§ **Exercise input**:
========================================

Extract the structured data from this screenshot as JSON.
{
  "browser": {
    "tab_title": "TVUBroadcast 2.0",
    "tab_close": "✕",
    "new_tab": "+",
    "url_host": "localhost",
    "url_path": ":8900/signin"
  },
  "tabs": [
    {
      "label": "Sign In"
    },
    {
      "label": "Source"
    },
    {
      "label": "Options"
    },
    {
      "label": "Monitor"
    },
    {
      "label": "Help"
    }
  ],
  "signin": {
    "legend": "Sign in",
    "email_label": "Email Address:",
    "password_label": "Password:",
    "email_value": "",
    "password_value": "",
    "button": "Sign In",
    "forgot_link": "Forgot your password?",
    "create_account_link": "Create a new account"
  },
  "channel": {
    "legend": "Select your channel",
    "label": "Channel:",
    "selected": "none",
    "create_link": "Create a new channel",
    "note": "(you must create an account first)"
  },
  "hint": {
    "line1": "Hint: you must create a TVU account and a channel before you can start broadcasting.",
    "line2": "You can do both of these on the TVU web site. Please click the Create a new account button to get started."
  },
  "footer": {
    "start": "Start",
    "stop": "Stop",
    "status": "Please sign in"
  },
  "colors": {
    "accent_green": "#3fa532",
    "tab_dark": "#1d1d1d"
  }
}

========================================

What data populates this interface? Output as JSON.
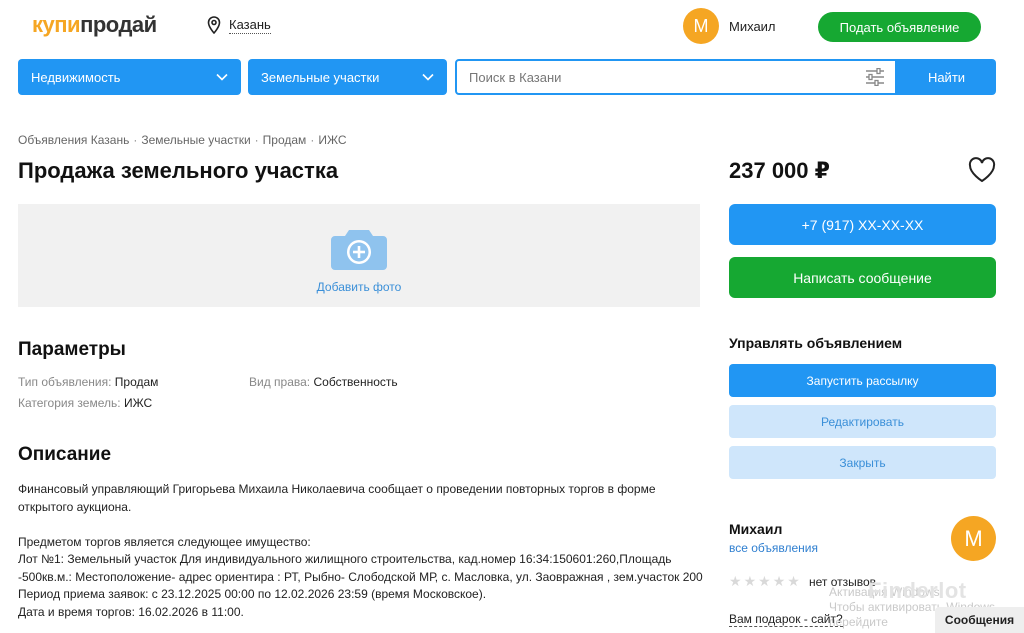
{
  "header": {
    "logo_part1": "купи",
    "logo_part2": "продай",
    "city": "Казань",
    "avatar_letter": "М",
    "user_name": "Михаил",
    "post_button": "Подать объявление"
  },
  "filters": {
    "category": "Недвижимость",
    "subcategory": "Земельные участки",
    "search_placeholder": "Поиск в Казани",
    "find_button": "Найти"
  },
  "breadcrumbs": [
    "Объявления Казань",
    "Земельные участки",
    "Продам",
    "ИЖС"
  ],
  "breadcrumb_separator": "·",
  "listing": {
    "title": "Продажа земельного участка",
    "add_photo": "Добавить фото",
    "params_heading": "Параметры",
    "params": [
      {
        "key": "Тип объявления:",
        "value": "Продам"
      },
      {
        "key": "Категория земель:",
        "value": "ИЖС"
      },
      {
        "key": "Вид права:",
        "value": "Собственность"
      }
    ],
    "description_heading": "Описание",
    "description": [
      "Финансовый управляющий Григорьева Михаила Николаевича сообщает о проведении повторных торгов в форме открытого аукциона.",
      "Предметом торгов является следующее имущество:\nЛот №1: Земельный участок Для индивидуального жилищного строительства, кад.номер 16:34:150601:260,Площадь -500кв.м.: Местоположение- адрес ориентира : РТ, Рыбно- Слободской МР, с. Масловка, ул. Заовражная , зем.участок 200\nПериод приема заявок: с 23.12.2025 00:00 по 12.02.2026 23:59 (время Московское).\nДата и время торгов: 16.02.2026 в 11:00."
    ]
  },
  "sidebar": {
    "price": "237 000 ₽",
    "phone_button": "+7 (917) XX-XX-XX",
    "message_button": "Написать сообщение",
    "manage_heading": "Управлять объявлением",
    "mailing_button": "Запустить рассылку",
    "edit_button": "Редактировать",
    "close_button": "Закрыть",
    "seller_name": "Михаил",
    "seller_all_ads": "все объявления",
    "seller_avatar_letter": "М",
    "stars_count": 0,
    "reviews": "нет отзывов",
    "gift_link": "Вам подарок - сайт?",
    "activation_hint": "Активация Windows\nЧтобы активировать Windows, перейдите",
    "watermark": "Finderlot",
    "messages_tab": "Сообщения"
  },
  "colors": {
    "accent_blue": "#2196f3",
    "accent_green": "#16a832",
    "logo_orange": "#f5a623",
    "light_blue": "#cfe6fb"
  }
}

========================================

§ **What you have to do**:
Return each line among the entries that holds the word "must".

§ **Final result**:
    "note": "(you must create an account first)"
    "line1": "Hint: you must create a TVU account and a channel before you can start broadcasting.",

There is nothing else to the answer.